# Data for this task start
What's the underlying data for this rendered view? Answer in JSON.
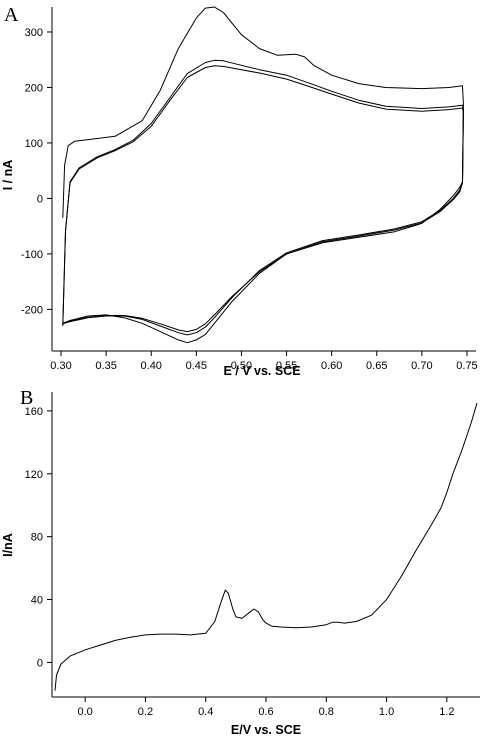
{
  "chart_data": [
    {
      "panel_label": "A",
      "type": "line",
      "xlabel": "E / V vs. SCE",
      "ylabel": "I / nA",
      "xlim": [
        0.29,
        0.76
      ],
      "ylim": [
        -275,
        345
      ],
      "xticks": [
        0.3,
        0.35,
        0.4,
        0.45,
        0.5,
        0.55,
        0.6,
        0.65,
        0.7,
        0.75
      ],
      "xtick_labels": [
        "0.30",
        "0.35",
        "0.40",
        "0.45",
        "0.50",
        "0.55",
        "0.60",
        "0.65",
        "0.70",
        "0.75"
      ],
      "yticks": [
        -200,
        -100,
        0,
        100,
        200,
        300
      ],
      "ytick_labels": [
        "-200",
        "-100",
        "0",
        "100",
        "200",
        "300"
      ],
      "grid": false,
      "series": [
        {
          "x": [
            0.302,
            0.304,
            0.308,
            0.315,
            0.33,
            0.36,
            0.39,
            0.41,
            0.43,
            0.45,
            0.46,
            0.47,
            0.48,
            0.5,
            0.52,
            0.54,
            0.56,
            0.57,
            0.58,
            0.6,
            0.63,
            0.66,
            0.7,
            0.73,
            0.745,
            0.746,
            0.745,
            0.742,
            0.735,
            0.72,
            0.7,
            0.67,
            0.63,
            0.59,
            0.55,
            0.52,
            0.49,
            0.47,
            0.46,
            0.45,
            0.44,
            0.43,
            0.41,
            0.39,
            0.37,
            0.35,
            0.33,
            0.31,
            0.302
          ],
          "y": [
            -35,
            60,
            95,
            103,
            106,
            112,
            140,
            195,
            270,
            325,
            343,
            345,
            335,
            295,
            270,
            258,
            260,
            255,
            240,
            222,
            207,
            200,
            198,
            200,
            203,
            170,
            30,
            20,
            5,
            -20,
            -45,
            -60,
            -70,
            -80,
            -100,
            -135,
            -185,
            -225,
            -245,
            -255,
            -260,
            -255,
            -240,
            -225,
            -215,
            -210,
            -212,
            -220,
            -225
          ]
        },
        {
          "x": [
            0.302,
            0.305,
            0.31,
            0.32,
            0.34,
            0.36,
            0.38,
            0.4,
            0.42,
            0.44,
            0.46,
            0.47,
            0.48,
            0.5,
            0.52,
            0.55,
            0.58,
            0.6,
            0.63,
            0.66,
            0.7,
            0.73,
            0.745,
            0.746,
            0.745,
            0.742,
            0.735,
            0.72,
            0.7,
            0.67,
            0.63,
            0.59,
            0.55,
            0.52,
            0.49,
            0.47,
            0.46,
            0.45,
            0.44,
            0.43,
            0.41,
            0.39,
            0.37,
            0.35,
            0.33,
            0.31,
            0.302
          ],
          "y": [
            -230,
            -60,
            30,
            55,
            75,
            88,
            105,
            135,
            180,
            225,
            245,
            249,
            248,
            240,
            232,
            222,
            205,
            193,
            177,
            166,
            162,
            165,
            168,
            160,
            30,
            15,
            0,
            -22,
            -42,
            -55,
            -66,
            -76,
            -98,
            -130,
            -178,
            -215,
            -232,
            -242,
            -246,
            -242,
            -230,
            -218,
            -212,
            -212,
            -215,
            -222,
            -226
          ]
        },
        {
          "x": [
            0.302,
            0.305,
            0.31,
            0.32,
            0.34,
            0.36,
            0.38,
            0.4,
            0.42,
            0.44,
            0.46,
            0.47,
            0.48,
            0.5,
            0.52,
            0.55,
            0.58,
            0.6,
            0.63,
            0.66,
            0.7,
            0.73,
            0.745,
            0.746,
            0.745,
            0.742,
            0.735,
            0.72,
            0.7,
            0.67,
            0.63,
            0.59,
            0.55,
            0.52,
            0.49,
            0.47,
            0.46,
            0.45,
            0.44,
            0.43,
            0.41,
            0.39,
            0.37,
            0.35,
            0.33,
            0.31,
            0.302
          ],
          "y": [
            -228,
            -58,
            28,
            53,
            73,
            86,
            102,
            130,
            175,
            218,
            236,
            239,
            238,
            232,
            226,
            215,
            199,
            188,
            172,
            161,
            157,
            160,
            163,
            155,
            28,
            12,
            -2,
            -24,
            -44,
            -57,
            -68,
            -78,
            -100,
            -132,
            -176,
            -210,
            -226,
            -236,
            -240,
            -237,
            -226,
            -216,
            -211,
            -211,
            -214,
            -221,
            -225
          ]
        }
      ]
    },
    {
      "panel_label": "B",
      "type": "line",
      "xlabel": "E/V vs. SCE",
      "ylabel": "I/nA",
      "xlim": [
        -0.11,
        1.31
      ],
      "ylim": [
        -22,
        172
      ],
      "xticks": [
        0.0,
        0.2,
        0.4,
        0.6,
        0.8,
        1.0,
        1.2
      ],
      "xtick_labels": [
        "0.0",
        "0.2",
        "0.4",
        "0.6",
        "0.8",
        "1.0",
        "1.2"
      ],
      "yticks": [
        0,
        40,
        80,
        120,
        160
      ],
      "ytick_labels": [
        "0",
        "40",
        "80",
        "120",
        "160"
      ],
      "grid": false,
      "series": [
        {
          "x": [
            -0.1,
            -0.095,
            -0.08,
            -0.05,
            0.0,
            0.05,
            0.1,
            0.15,
            0.2,
            0.25,
            0.3,
            0.35,
            0.4,
            0.43,
            0.45,
            0.465,
            0.475,
            0.49,
            0.5,
            0.52,
            0.54,
            0.56,
            0.575,
            0.59,
            0.6,
            0.62,
            0.65,
            0.7,
            0.75,
            0.8,
            0.82,
            0.84,
            0.86,
            0.9,
            0.95,
            1.0,
            1.05,
            1.1,
            1.15,
            1.18,
            1.2,
            1.22,
            1.25,
            1.28,
            1.3
          ],
          "y": [
            -18,
            -8,
            -1,
            4,
            8,
            11,
            14,
            16,
            17.5,
            18,
            18,
            17.5,
            18.5,
            26,
            38,
            46,
            44,
            34,
            29,
            28,
            31,
            34,
            32,
            27,
            25,
            23,
            22.5,
            22,
            22.5,
            24,
            25.5,
            25.5,
            25,
            26,
            30,
            40,
            55,
            72,
            88,
            98,
            108,
            120,
            135,
            152,
            165
          ]
        }
      ]
    }
  ]
}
# Data for this task end
= Required task =
Set every line down exactly as written, leaving each picture out.

= Result =
What's the underlying data for this rendered view? Answer in JSON.
{
  "chart_data": [
    {
      "panel_label": "A",
      "type": "line",
      "xlabel": "E / V vs. SCE",
      "ylabel": "I / nA",
      "xlim": [
        0.29,
        0.76
      ],
      "ylim": [
        -275,
        345
      ],
      "xticks": [
        0.3,
        0.35,
        0.4,
        0.45,
        0.5,
        0.55,
        0.6,
        0.65,
        0.7,
        0.75
      ],
      "xtick_labels": [
        "0.30",
        "0.35",
        "0.40",
        "0.45",
        "0.50",
        "0.55",
        "0.60",
        "0.65",
        "0.70",
        "0.75"
      ],
      "yticks": [
        -200,
        -100,
        0,
        100,
        200,
        300
      ],
      "ytick_labels": [
        "-200",
        "-100",
        "0",
        "100",
        "200",
        "300"
      ],
      "grid": false,
      "series": [
        {
          "x": [
            0.302,
            0.304,
            0.308,
            0.315,
            0.33,
            0.36,
            0.39,
            0.41,
            0.43,
            0.45,
            0.46,
            0.47,
            0.48,
            0.5,
            0.52,
            0.54,
            0.56,
            0.57,
            0.58,
            0.6,
            0.63,
            0.66,
            0.7,
            0.73,
            0.745,
            0.746,
            0.745,
            0.742,
            0.735,
            0.72,
            0.7,
            0.67,
            0.63,
            0.59,
            0.55,
            0.52,
            0.49,
            0.47,
            0.46,
            0.45,
            0.44,
            0.43,
            0.41,
            0.39,
            0.37,
            0.35,
            0.33,
            0.31,
            0.302
          ],
          "y": [
            -35,
            60,
            95,
            103,
            106,
            112,
            140,
            195,
            270,
            325,
            343,
            345,
            335,
            295,
            270,
            258,
            260,
            255,
            240,
            222,
            207,
            200,
            198,
            200,
            203,
            170,
            30,
            20,
            5,
            -20,
            -45,
            -60,
            -70,
            -80,
            -100,
            -135,
            -185,
            -225,
            -245,
            -255,
            -260,
            -255,
            -240,
            -225,
            -215,
            -210,
            -212,
            -220,
            -225
          ]
        },
        {
          "x": [
            0.302,
            0.305,
            0.31,
            0.32,
            0.34,
            0.36,
            0.38,
            0.4,
            0.42,
            0.44,
            0.46,
            0.47,
            0.48,
            0.5,
            0.52,
            0.55,
            0.58,
            0.6,
            0.63,
            0.66,
            0.7,
            0.73,
            0.745,
            0.746,
            0.745,
            0.742,
            0.735,
            0.72,
            0.7,
            0.67,
            0.63,
            0.59,
            0.55,
            0.52,
            0.49,
            0.47,
            0.46,
            0.45,
            0.44,
            0.43,
            0.41,
            0.39,
            0.37,
            0.35,
            0.33,
            0.31,
            0.302
          ],
          "y": [
            -230,
            -60,
            30,
            55,
            75,
            88,
            105,
            135,
            180,
            225,
            245,
            249,
            248,
            240,
            232,
            222,
            205,
            193,
            177,
            166,
            162,
            165,
            168,
            160,
            30,
            15,
            0,
            -22,
            -42,
            -55,
            -66,
            -76,
            -98,
            -130,
            -178,
            -215,
            -232,
            -242,
            -246,
            -242,
            -230,
            -218,
            -212,
            -212,
            -215,
            -222,
            -226
          ]
        },
        {
          "x": [
            0.302,
            0.305,
            0.31,
            0.32,
            0.34,
            0.36,
            0.38,
            0.4,
            0.42,
            0.44,
            0.46,
            0.47,
            0.48,
            0.5,
            0.52,
            0.55,
            0.58,
            0.6,
            0.63,
            0.66,
            0.7,
            0.73,
            0.745,
            0.746,
            0.745,
            0.742,
            0.735,
            0.72,
            0.7,
            0.67,
            0.63,
            0.59,
            0.55,
            0.52,
            0.49,
            0.47,
            0.46,
            0.45,
            0.44,
            0.43,
            0.41,
            0.39,
            0.37,
            0.35,
            0.33,
            0.31,
            0.302
          ],
          "y": [
            -228,
            -58,
            28,
            53,
            73,
            86,
            102,
            130,
            175,
            218,
            236,
            239,
            238,
            232,
            226,
            215,
            199,
            188,
            172,
            161,
            157,
            160,
            163,
            155,
            28,
            12,
            -2,
            -24,
            -44,
            -57,
            -68,
            -78,
            -100,
            -132,
            -176,
            -210,
            -226,
            -236,
            -240,
            -237,
            -226,
            -216,
            -211,
            -211,
            -214,
            -221,
            -225
          ]
        }
      ]
    },
    {
      "panel_label": "B",
      "type": "line",
      "xlabel": "E/V vs. SCE",
      "ylabel": "I/nA",
      "xlim": [
        -0.11,
        1.31
      ],
      "ylim": [
        -22,
        172
      ],
      "xticks": [
        0.0,
        0.2,
        0.4,
        0.6,
        0.8,
        1.0,
        1.2
      ],
      "xtick_labels": [
        "0.0",
        "0.2",
        "0.4",
        "0.6",
        "0.8",
        "1.0",
        "1.2"
      ],
      "yticks": [
        0,
        40,
        80,
        120,
        160
      ],
      "ytick_labels": [
        "0",
        "40",
        "80",
        "120",
        "160"
      ],
      "grid": false,
      "series": [
        {
          "x": [
            -0.1,
            -0.095,
            -0.08,
            -0.05,
            0.0,
            0.05,
            0.1,
            0.15,
            0.2,
            0.25,
            0.3,
            0.35,
            0.4,
            0.43,
            0.45,
            0.465,
            0.475,
            0.49,
            0.5,
            0.52,
            0.54,
            0.56,
            0.575,
            0.59,
            0.6,
            0.62,
            0.65,
            0.7,
            0.75,
            0.8,
            0.82,
            0.84,
            0.86,
            0.9,
            0.95,
            1.0,
            1.05,
            1.1,
            1.15,
            1.18,
            1.2,
            1.22,
            1.25,
            1.28,
            1.3
          ],
          "y": [
            -18,
            -8,
            -1,
            4,
            8,
            11,
            14,
            16,
            17.5,
            18,
            18,
            17.5,
            18.5,
            26,
            38,
            46,
            44,
            34,
            29,
            28,
            31,
            34,
            32,
            27,
            25,
            23,
            22.5,
            22,
            22.5,
            24,
            25.5,
            25.5,
            25,
            26,
            30,
            40,
            55,
            72,
            88,
            98,
            108,
            120,
            135,
            152,
            165
          ]
        }
      ]
    }
  ]
}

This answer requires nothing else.